Prompt
Pick out the lines containing "left".

BEGIN Raw data

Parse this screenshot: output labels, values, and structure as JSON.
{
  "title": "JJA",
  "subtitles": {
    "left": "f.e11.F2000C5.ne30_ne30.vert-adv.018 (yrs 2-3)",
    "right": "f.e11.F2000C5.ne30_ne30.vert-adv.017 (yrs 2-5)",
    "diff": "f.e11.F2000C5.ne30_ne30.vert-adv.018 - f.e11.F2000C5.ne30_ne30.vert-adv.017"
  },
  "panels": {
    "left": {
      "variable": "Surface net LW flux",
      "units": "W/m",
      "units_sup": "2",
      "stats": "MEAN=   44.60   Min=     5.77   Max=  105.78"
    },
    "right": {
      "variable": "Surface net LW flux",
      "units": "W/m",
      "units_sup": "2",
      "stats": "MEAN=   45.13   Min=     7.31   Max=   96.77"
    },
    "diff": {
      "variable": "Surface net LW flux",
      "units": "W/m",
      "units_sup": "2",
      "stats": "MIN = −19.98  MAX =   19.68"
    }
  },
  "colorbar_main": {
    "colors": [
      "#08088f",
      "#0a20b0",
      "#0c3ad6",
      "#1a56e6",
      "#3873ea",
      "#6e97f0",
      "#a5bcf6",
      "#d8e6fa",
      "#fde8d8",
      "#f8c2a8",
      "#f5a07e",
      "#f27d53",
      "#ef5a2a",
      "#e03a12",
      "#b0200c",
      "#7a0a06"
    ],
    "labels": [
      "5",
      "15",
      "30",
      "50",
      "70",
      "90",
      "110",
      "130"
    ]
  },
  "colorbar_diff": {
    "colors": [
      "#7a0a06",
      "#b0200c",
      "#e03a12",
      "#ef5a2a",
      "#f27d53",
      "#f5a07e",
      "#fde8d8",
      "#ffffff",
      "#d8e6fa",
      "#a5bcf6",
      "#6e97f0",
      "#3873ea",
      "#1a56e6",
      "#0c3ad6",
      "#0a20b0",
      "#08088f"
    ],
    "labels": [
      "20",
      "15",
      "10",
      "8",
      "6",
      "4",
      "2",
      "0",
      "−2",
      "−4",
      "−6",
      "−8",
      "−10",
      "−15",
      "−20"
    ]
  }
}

END Raw data

The answer
    "left": "f.e11.F2000C5.ne30_ne30.vert-adv.018 (yrs 2-3)",
    "left": {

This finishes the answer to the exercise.